What to work on:
Using the data below, gather each line that includes the word "Generación".

Record set:
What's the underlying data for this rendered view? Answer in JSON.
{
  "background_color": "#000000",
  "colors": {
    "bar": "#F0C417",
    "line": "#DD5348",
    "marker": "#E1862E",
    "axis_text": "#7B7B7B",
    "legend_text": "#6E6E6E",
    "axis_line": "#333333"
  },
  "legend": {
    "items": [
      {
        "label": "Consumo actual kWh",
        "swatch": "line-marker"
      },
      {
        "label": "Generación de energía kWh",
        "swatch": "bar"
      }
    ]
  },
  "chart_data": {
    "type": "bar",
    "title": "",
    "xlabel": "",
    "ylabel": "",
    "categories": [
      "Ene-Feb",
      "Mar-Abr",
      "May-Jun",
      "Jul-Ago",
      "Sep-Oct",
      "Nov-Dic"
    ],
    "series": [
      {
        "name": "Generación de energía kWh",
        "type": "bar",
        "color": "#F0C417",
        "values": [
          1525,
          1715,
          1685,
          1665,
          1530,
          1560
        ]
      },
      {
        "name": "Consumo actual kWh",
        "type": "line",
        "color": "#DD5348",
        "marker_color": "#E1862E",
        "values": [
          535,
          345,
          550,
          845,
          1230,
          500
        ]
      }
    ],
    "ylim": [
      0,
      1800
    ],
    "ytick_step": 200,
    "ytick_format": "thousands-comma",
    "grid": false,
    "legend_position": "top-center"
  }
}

Response for this exercise:
        "label": "Generación de energía kWh",
        "name": "Generación de energía kWh",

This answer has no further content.